## Dataset items
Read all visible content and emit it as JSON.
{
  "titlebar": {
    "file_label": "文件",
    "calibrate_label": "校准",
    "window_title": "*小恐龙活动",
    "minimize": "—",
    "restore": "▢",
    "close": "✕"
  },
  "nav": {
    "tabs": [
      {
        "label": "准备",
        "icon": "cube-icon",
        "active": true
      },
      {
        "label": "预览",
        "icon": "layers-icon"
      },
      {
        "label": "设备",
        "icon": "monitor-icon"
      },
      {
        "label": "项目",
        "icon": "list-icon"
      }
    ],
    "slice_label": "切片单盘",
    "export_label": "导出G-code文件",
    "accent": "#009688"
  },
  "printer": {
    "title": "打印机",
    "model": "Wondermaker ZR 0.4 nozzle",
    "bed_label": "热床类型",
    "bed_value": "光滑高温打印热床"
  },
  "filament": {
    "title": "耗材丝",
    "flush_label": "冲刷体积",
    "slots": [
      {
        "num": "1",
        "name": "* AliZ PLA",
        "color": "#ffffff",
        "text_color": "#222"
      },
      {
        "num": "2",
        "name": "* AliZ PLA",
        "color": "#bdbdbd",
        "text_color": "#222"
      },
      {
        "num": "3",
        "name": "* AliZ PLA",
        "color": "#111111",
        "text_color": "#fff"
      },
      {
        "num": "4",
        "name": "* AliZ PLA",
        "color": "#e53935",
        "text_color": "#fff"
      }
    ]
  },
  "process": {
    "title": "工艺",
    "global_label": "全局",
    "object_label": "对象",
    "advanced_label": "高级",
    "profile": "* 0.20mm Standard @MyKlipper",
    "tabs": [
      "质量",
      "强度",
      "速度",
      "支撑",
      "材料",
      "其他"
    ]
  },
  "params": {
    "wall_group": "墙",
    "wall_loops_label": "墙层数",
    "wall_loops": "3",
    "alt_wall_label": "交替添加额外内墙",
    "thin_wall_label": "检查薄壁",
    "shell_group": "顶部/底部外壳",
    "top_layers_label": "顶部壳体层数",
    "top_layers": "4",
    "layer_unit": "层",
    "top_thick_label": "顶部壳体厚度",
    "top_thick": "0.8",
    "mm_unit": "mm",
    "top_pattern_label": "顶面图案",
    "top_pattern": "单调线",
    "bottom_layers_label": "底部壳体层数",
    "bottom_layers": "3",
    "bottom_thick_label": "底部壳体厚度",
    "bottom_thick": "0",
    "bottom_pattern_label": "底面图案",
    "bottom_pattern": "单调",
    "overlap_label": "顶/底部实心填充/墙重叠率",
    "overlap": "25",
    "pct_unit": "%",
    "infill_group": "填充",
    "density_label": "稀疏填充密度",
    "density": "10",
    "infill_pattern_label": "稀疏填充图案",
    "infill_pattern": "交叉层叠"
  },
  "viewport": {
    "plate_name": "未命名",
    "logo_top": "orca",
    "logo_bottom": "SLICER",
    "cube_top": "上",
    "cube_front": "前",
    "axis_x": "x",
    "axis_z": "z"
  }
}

## EXERCISE DETAILS
Repeat every entry exactly, please.

## WRITTEN SOLUTION
Read all visible content and emit it as JSON.
{
  "titlebar": {
    "file_label": "文件",
    "calibrate_label": "校准",
    "window_title": "*小恐龙活动",
    "minimize": "—",
    "restore": "▢",
    "close": "✕"
  },
  "nav": {
    "tabs": [
      {
        "label": "准备",
        "icon": "cube-icon",
        "active": true
      },
      {
        "label": "预览",
        "icon": "layers-icon"
      },
      {
        "label": "设备",
        "icon": "monitor-icon"
      },
      {
        "label": "项目",
        "icon": "list-icon"
      }
    ],
    "slice_label": "切片单盘",
    "export_label": "导出G-code文件",
    "accent": "#009688"
  },
  "printer": {
    "title": "打印机",
    "model": "Wondermaker ZR 0.4 nozzle",
    "bed_label": "热床类型",
    "bed_value": "光滑高温打印热床"
  },
  "filament": {
    "title": "耗材丝",
    "flush_label": "冲刷体积",
    "slots": [
      {
        "num": "1",
        "name": "* AliZ PLA",
        "color": "#ffffff",
        "text_color": "#222"
      },
      {
        "num": "2",
        "name": "* AliZ PLA",
        "color": "#bdbdbd",
        "text_color": "#222"
      },
      {
        "num": "3",
        "name": "* AliZ PLA",
        "color": "#111111",
        "text_color": "#fff"
      },
      {
        "num": "4",
        "name": "* AliZ PLA",
        "color": "#e53935",
        "text_color": "#fff"
      }
    ]
  },
  "process": {
    "title": "工艺",
    "global_label": "全局",
    "object_label": "对象",
    "advanced_label": "高级",
    "profile": "* 0.20mm Standard @MyKlipper",
    "tabs": [
      "质量",
      "强度",
      "速度",
      "支撑",
      "材料",
      "其他"
    ]
  },
  "params": {
    "wall_group": "墙",
    "wall_loops_label": "墙层数",
    "wall_loops": "3",
    "alt_wall_label": "交替添加额外内墙",
    "thin_wall_label": "检查薄壁",
    "shell_group": "顶部/底部外壳",
    "top_layers_label": "顶部壳体层数",
    "top_layers": "4",
    "layer_unit": "层",
    "top_thick_label": "顶部壳体厚度",
    "top_thick": "0.8",
    "mm_unit": "mm",
    "top_pattern_label": "顶面图案",
    "top_pattern": "单调线",
    "bottom_layers_label": "底部壳体层数",
    "bottom_layers": "3",
    "bottom_thick_label": "底部壳体厚度",
    "bottom_thick": "0",
    "bottom_pattern_label": "底面图案",
    "bottom_pattern": "单调",
    "overlap_label": "顶/底部实心填充/墙重叠率",
    "overlap": "25",
    "pct_unit": "%",
    "infill_group": "填充",
    "density_label": "稀疏填充密度",
    "density": "10",
    "infill_pattern_label": "稀疏填充图案",
    "infill_pattern": "交叉层叠"
  },
  "viewport": {
    "plate_name": "未命名",
    "logo_top": "orca",
    "logo_bottom": "SLICER",
    "cube_top": "上",
    "cube_front": "前",
    "axis_x": "x",
    "axis_z": "z"
  }
}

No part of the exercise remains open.